## What is being asked
Extract each line from the entries below that has the string "Российской" in it.

Records
◇ ◇ ◇

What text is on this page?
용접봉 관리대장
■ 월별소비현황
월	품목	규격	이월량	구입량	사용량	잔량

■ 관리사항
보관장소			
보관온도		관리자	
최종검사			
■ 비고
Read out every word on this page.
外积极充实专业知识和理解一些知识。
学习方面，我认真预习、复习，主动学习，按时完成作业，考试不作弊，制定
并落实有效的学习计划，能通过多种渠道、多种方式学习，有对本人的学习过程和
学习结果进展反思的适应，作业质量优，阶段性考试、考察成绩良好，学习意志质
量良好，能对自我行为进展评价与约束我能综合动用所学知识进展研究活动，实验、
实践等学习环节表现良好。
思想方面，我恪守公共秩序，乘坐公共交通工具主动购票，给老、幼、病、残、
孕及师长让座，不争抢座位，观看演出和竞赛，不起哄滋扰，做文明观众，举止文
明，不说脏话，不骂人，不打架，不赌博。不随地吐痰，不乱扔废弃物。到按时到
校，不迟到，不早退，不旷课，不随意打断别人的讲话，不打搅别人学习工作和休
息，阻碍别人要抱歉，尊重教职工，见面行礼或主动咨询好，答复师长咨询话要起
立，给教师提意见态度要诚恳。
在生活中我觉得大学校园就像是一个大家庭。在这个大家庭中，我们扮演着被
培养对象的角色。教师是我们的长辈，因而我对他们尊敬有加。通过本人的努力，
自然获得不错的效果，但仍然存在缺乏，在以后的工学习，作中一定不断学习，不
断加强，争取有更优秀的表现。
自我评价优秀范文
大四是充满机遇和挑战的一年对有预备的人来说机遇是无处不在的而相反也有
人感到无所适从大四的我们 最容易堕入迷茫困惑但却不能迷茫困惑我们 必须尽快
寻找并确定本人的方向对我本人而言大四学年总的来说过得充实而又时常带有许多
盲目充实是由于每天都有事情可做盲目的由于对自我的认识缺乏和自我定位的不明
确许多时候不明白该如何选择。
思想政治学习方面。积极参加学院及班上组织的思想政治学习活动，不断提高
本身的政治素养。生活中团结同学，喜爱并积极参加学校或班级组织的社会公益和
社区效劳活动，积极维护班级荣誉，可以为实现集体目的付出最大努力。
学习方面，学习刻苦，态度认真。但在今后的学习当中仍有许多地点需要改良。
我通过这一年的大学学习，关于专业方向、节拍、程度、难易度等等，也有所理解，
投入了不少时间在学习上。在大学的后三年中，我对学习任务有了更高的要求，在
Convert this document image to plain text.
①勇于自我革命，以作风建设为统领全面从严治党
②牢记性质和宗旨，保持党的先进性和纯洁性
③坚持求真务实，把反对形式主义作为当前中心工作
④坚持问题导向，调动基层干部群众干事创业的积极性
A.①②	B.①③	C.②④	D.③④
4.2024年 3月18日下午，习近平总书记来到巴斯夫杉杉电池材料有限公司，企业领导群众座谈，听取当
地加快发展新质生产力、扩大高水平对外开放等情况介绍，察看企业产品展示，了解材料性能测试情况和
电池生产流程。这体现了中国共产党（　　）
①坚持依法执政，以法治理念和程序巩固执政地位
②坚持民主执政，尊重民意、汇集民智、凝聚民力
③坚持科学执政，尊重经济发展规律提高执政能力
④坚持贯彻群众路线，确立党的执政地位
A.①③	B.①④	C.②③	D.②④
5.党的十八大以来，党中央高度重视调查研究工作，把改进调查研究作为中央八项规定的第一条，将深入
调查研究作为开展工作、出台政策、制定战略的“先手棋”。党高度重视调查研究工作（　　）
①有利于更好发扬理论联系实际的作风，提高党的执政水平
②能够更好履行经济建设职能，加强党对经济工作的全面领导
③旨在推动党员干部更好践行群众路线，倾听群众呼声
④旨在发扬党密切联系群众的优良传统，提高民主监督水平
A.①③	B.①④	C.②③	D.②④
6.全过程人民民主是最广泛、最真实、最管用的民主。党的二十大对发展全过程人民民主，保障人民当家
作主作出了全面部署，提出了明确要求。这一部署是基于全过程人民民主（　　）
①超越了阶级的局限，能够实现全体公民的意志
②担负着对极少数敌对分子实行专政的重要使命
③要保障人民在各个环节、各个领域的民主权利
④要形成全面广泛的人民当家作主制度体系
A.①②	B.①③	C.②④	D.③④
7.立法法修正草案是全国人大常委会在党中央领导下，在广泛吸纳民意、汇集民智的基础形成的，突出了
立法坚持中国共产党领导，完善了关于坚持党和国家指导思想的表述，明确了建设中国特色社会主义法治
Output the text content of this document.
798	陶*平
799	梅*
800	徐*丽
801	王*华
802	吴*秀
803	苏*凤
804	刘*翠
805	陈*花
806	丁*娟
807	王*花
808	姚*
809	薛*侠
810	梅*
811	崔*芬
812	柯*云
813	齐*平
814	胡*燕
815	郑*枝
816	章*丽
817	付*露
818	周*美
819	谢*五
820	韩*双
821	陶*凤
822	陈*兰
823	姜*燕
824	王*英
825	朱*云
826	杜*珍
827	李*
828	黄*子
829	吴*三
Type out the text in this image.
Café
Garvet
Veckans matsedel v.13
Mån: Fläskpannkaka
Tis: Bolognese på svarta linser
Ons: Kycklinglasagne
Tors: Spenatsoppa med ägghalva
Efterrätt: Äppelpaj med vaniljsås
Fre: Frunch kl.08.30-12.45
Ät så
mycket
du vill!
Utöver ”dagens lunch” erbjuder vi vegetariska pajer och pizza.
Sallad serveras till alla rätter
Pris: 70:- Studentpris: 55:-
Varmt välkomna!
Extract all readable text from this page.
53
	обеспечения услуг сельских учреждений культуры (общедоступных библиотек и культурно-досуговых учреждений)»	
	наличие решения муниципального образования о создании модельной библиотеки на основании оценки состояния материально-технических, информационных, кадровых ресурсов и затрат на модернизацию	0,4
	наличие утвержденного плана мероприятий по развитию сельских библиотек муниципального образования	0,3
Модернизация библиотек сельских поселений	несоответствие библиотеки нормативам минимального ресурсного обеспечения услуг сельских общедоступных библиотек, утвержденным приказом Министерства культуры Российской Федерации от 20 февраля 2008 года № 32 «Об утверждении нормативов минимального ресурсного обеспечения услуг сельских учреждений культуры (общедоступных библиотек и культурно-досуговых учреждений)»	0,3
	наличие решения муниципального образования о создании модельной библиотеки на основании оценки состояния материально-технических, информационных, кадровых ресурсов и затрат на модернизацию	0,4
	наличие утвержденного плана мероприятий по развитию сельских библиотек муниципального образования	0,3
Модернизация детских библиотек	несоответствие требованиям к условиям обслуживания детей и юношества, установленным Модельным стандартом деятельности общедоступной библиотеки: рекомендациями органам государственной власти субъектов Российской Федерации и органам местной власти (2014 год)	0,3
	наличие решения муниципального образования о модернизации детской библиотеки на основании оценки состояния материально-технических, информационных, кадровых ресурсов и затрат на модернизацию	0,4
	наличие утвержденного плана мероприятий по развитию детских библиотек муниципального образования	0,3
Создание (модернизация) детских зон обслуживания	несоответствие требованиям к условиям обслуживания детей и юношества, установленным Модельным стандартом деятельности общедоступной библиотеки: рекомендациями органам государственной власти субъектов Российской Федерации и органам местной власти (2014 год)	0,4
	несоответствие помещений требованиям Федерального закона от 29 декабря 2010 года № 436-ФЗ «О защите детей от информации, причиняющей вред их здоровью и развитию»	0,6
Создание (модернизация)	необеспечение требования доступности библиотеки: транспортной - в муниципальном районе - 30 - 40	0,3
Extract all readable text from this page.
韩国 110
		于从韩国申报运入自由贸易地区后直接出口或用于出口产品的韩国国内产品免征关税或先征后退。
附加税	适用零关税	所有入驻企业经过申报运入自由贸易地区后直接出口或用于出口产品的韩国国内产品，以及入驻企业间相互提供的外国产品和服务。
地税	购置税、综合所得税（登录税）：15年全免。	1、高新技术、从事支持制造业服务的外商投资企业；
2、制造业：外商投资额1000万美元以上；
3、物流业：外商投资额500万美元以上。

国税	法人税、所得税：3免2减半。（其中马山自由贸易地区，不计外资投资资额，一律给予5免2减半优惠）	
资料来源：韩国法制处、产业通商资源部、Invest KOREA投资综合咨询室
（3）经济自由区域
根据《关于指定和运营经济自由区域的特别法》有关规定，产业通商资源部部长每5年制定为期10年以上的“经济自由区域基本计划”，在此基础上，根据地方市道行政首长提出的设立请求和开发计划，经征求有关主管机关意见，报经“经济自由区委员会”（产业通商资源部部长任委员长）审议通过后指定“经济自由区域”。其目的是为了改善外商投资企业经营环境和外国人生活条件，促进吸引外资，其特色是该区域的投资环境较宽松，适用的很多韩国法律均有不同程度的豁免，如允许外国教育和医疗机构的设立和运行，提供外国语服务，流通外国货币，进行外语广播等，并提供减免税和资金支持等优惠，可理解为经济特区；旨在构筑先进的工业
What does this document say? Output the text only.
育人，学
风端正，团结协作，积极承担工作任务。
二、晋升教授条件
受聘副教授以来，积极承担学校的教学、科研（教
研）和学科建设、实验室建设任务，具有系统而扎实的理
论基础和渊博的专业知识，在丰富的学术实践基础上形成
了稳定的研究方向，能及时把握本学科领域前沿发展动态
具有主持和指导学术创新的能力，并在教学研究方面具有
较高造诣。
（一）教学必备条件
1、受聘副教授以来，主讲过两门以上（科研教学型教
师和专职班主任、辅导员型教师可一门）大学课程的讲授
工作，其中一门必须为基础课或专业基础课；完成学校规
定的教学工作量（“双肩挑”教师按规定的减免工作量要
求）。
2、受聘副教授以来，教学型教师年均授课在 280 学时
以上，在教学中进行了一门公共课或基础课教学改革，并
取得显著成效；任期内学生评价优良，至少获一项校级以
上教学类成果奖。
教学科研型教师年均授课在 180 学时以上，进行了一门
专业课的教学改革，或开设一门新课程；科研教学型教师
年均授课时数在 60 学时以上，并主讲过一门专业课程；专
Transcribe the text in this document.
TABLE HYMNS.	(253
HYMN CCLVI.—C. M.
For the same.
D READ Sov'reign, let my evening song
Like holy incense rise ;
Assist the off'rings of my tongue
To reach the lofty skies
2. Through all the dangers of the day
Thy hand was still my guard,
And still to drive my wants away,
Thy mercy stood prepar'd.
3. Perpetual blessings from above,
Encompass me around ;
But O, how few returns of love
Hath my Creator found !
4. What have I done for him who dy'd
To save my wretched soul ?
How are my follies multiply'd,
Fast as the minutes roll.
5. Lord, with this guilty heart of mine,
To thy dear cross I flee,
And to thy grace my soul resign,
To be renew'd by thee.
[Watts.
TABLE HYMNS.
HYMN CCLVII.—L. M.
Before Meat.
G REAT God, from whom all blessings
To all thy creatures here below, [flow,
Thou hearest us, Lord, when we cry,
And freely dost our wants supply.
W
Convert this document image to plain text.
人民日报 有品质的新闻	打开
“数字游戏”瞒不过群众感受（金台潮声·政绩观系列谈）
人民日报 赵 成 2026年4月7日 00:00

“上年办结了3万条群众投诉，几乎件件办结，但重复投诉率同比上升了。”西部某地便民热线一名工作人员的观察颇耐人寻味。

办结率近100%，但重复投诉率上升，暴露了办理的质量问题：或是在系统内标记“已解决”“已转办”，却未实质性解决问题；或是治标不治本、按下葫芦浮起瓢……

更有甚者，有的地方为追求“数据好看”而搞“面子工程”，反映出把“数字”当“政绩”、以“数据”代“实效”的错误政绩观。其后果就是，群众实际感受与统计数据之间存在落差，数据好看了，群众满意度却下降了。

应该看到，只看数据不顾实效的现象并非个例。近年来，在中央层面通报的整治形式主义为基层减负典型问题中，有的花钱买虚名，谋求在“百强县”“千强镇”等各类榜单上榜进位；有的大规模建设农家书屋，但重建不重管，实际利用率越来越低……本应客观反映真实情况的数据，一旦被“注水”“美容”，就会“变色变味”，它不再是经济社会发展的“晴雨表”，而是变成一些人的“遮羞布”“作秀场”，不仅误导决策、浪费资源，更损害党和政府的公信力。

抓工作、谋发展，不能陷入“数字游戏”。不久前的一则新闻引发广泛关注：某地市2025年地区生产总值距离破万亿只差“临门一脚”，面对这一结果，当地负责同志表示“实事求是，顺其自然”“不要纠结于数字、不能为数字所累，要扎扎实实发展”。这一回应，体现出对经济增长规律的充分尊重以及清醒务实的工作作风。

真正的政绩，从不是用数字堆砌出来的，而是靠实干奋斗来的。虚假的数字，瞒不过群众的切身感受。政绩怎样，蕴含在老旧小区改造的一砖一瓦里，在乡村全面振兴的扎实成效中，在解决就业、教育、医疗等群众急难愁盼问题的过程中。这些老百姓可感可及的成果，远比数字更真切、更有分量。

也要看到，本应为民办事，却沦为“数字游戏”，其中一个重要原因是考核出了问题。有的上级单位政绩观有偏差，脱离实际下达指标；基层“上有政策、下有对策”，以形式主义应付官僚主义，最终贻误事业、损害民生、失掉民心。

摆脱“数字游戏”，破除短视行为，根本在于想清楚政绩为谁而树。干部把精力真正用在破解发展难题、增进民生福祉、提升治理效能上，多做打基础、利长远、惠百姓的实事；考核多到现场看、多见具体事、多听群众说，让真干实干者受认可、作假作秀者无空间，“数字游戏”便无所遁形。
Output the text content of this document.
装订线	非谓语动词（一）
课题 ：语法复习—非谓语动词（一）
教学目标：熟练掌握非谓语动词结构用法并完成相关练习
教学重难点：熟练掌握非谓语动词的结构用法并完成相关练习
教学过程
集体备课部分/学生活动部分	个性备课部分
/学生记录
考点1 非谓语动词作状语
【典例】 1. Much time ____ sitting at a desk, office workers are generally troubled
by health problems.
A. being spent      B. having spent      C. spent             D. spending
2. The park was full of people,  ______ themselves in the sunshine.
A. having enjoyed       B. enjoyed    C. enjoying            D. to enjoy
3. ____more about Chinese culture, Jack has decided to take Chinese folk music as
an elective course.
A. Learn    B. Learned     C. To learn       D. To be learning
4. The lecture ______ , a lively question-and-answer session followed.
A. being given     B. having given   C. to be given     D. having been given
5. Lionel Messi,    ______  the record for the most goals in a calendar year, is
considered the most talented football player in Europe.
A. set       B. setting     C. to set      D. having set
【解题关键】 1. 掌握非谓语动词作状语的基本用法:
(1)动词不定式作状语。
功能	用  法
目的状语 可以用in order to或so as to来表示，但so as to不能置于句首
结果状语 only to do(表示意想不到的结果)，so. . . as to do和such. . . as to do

◇ ◇ ◇

## Reply
Модернизация библиотек сельских поселений	несоответствие библиотеки нормативам минимального ресурсного обеспечения услуг сельских общедоступных библиотек, утвержденным приказом Министерства культуры Российской Федерации от 20 февраля 2008 года № 32 «Об утверждении нормативов минимального ресурсного обеспечения услуг сельских учреждений культуры (общедоступных библиотек и культурно-досуговых учреждений)»	0,3
Модернизация детских библиотек	несоответствие требованиям к условиям обслуживания детей и юношества, установленным Модельным стандартом деятельности общедоступной библиотеки: рекомендациями органам государственной власти субъектов Российской Федерации и органам местной власти (2014 год)	0,3
Создание (модернизация) детских зон обслуживания	несоответствие требованиям к условиям обслуживания детей и юношества, установленным Модельным стандартом деятельности общедоступной библиотеки: рекомендациями органам государственной власти субъектов Российской Федерации и органам местной власти (2014 год)	0,4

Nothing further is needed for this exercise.